**Given entries:**
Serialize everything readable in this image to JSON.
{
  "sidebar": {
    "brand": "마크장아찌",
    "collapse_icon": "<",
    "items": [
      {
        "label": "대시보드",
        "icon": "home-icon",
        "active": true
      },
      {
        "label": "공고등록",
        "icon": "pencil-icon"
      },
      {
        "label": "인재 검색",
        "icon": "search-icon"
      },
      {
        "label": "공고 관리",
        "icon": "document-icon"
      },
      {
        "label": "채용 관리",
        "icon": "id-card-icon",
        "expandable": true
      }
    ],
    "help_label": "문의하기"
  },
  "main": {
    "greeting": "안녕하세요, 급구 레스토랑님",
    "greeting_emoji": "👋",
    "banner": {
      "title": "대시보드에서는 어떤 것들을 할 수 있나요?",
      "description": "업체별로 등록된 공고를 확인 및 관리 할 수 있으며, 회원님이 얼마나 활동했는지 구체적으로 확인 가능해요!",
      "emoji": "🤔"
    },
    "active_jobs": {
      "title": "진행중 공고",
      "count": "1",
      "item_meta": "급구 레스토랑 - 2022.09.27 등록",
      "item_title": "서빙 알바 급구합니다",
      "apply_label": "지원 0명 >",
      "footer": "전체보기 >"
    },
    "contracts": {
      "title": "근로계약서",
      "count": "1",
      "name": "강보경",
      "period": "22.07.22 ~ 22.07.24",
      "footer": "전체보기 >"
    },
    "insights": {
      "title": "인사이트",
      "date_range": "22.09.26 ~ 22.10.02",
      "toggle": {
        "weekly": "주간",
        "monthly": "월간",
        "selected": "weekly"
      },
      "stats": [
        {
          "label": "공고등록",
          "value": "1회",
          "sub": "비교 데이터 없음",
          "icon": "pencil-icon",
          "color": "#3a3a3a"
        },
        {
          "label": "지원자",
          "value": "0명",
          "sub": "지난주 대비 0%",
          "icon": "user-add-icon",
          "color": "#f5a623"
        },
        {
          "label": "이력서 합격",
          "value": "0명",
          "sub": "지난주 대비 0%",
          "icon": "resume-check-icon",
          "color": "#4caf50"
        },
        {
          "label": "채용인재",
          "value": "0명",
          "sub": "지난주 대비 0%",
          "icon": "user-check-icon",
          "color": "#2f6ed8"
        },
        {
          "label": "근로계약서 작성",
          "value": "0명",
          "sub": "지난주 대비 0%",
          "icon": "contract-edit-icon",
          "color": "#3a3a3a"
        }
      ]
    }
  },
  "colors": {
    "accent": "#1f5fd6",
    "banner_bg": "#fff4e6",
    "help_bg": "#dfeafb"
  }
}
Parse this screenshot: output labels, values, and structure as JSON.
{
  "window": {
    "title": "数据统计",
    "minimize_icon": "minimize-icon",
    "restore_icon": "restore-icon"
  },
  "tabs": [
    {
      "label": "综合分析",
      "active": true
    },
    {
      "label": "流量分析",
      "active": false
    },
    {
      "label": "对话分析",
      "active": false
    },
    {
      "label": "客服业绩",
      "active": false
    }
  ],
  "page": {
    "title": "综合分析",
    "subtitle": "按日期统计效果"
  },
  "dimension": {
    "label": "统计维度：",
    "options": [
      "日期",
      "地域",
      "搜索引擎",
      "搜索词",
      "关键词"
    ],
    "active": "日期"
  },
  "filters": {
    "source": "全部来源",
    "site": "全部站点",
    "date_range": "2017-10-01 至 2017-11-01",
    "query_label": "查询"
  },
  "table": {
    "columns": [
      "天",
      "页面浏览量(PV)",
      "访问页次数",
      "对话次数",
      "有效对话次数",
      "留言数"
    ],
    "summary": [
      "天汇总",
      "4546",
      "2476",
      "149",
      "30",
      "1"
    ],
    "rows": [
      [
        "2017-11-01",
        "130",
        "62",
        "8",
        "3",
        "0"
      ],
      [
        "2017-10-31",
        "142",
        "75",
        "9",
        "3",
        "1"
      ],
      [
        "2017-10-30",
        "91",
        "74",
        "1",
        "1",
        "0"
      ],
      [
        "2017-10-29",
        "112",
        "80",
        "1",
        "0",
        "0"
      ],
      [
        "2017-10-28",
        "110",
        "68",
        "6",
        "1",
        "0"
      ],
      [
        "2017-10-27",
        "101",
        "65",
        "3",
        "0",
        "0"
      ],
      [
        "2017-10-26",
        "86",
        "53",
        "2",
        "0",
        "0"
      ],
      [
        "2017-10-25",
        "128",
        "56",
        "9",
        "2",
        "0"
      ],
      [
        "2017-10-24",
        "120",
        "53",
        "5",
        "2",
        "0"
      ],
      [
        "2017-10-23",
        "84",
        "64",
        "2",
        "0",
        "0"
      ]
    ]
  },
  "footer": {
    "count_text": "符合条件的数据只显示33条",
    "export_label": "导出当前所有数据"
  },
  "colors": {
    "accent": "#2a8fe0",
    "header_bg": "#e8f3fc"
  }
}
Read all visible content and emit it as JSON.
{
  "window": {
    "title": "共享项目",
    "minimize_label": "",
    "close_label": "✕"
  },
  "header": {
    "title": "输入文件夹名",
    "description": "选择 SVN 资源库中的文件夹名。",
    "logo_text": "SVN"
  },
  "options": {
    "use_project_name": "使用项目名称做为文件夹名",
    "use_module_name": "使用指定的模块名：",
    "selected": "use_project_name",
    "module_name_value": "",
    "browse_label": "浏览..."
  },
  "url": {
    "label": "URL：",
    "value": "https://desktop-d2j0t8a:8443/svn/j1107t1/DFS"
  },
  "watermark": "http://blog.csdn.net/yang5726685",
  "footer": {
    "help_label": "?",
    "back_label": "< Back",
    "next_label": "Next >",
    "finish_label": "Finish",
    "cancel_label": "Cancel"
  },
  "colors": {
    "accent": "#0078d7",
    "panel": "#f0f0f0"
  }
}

**Given exercise:**
Retype all of the entries precisely as they are.

**Result:**
Serialize everything readable in this image to JSON.
{
  "sidebar": {
    "brand": "마크장아찌",
    "collapse_icon": "<",
    "items": [
      {
        "label": "대시보드",
        "icon": "home-icon",
        "active": true
      },
      {
        "label": "공고등록",
        "icon": "pencil-icon"
      },
      {
        "label": "인재 검색",
        "icon": "search-icon"
      },
      {
        "label": "공고 관리",
        "icon": "document-icon"
      },
      {
        "label": "채용 관리",
        "icon": "id-card-icon",
        "expandable": true
      }
    ],
    "help_label": "문의하기"
  },
  "main": {
    "greeting": "안녕하세요, 급구 레스토랑님",
    "greeting_emoji": "👋",
    "banner": {
      "title": "대시보드에서는 어떤 것들을 할 수 있나요?",
      "description": "업체별로 등록된 공고를 확인 및 관리 할 수 있으며, 회원님이 얼마나 활동했는지 구체적으로 확인 가능해요!",
      "emoji": "🤔"
    },
    "active_jobs": {
      "title": "진행중 공고",
      "count": "1",
      "item_meta": "급구 레스토랑 - 2022.09.27 등록",
      "item_title": "서빙 알바 급구합니다",
      "apply_label": "지원 0명 >",
      "footer": "전체보기 >"
    },
    "contracts": {
      "title": "근로계약서",
      "count": "1",
      "name": "강보경",
      "period": "22.07.22 ~ 22.07.24",
      "footer": "전체보기 >"
    },
    "insights": {
      "title": "인사이트",
      "date_range": "22.09.26 ~ 22.10.02",
      "toggle": {
        "weekly": "주간",
        "monthly": "월간",
        "selected": "weekly"
      },
      "stats": [
        {
          "label": "공고등록",
          "value": "1회",
          "sub": "비교 데이터 없음",
          "icon": "pencil-icon",
          "color": "#3a3a3a"
        },
        {
          "label": "지원자",
          "value": "0명",
          "sub": "지난주 대비 0%",
          "icon": "user-add-icon",
          "color": "#f5a623"
        },
        {
          "label": "이력서 합격",
          "value": "0명",
          "sub": "지난주 대비 0%",
          "icon": "resume-check-icon",
          "color": "#4caf50"
        },
        {
          "label": "채용인재",
          "value": "0명",
          "sub": "지난주 대비 0%",
          "icon": "user-check-icon",
          "color": "#2f6ed8"
        },
        {
          "label": "근로계약서 작성",
          "value": "0명",
          "sub": "지난주 대비 0%",
          "icon": "contract-edit-icon",
          "color": "#3a3a3a"
        }
      ]
    }
  },
  "colors": {
    "accent": "#1f5fd6",
    "banner_bg": "#fff4e6",
    "help_bg": "#dfeafb"
  }
}
Parse this screenshot: output labels, values, and structure as JSON.
{
  "window": {
    "title": "数据统计",
    "minimize_icon": "minimize-icon",
    "restore_icon": "restore-icon"
  },
  "tabs": [
    {
      "label": "综合分析",
      "active": true
    },
    {
      "label": "流量分析",
      "active": false
    },
    {
      "label": "对话分析",
      "active": false
    },
    {
      "label": "客服业绩",
      "active": false
    }
  ],
  "page": {
    "title": "综合分析",
    "subtitle": "按日期统计效果"
  },
  "dimension": {
    "label": "统计维度：",
    "options": [
      "日期",
      "地域",
      "搜索引擎",
      "搜索词",
      "关键词"
    ],
    "active": "日期"
  },
  "filters": {
    "source": "全部来源",
    "site": "全部站点",
    "date_range": "2017-10-01 至 2017-11-01",
    "query_label": "查询"
  },
  "table": {
    "columns": [
      "天",
      "页面浏览量(PV)",
      "访问页次数",
      "对话次数",
      "有效对话次数",
      "留言数"
    ],
    "summary": [
      "天汇总",
      "4546",
      "2476",
      "149",
      "30",
      "1"
    ],
    "rows": [
      [
        "2017-11-01",
        "130",
        "62",
        "8",
        "3",
        "0"
      ],
      [
        "2017-10-31",
        "142",
        "75",
        "9",
        "3",
        "1"
      ],
      [
        "2017-10-30",
        "91",
        "74",
        "1",
        "1",
        "0"
      ],
      [
        "2017-10-29",
        "112",
        "80",
        "1",
        "0",
        "0"
      ],
      [
        "2017-10-28",
        "110",
        "68",
        "6",
        "1",
        "0"
      ],
      [
        "2017-10-27",
        "101",
        "65",
        "3",
        "0",
        "0"
      ],
      [
        "2017-10-26",
        "86",
        "53",
        "2",
        "0",
        "0"
      ],
      [
        "2017-10-25",
        "128",
        "56",
        "9",
        "2",
        "0"
      ],
      [
        "2017-10-24",
        "120",
        "53",
        "5",
        "2",
        "0"
      ],
      [
        "2017-10-23",
        "84",
        "64",
        "2",
        "0",
        "0"
      ]
    ]
  },
  "footer": {
    "count_text": "符合条件的数据只显示33条",
    "export_label": "导出当前所有数据"
  },
  "colors": {
    "accent": "#2a8fe0",
    "header_bg": "#e8f3fc"
  }
}
Read all visible content and emit it as JSON.
{
  "window": {
    "title": "共享项目",
    "minimize_label": "",
    "close_label": "✕"
  },
  "header": {
    "title": "输入文件夹名",
    "description": "选择 SVN 资源库中的文件夹名。",
    "logo_text": "SVN"
  },
  "options": {
    "use_project_name": "使用项目名称做为文件夹名",
    "use_module_name": "使用指定的模块名：",
    "selected": "use_project_name",
    "module_name_value": "",
    "browse_label": "浏览..."
  },
  "url": {
    "label": "URL：",
    "value": "https://desktop-d2j0t8a:8443/svn/j1107t1/DFS"
  },
  "watermark": "http://blog.csdn.net/yang5726685",
  "footer": {
    "help_label": "?",
    "back_label": "< Back",
    "next_label": "Next >",
    "finish_label": "Finish",
    "cancel_label": "Cancel"
  },
  "colors": {
    "accent": "#0078d7",
    "panel": "#f0f0f0"
  }
}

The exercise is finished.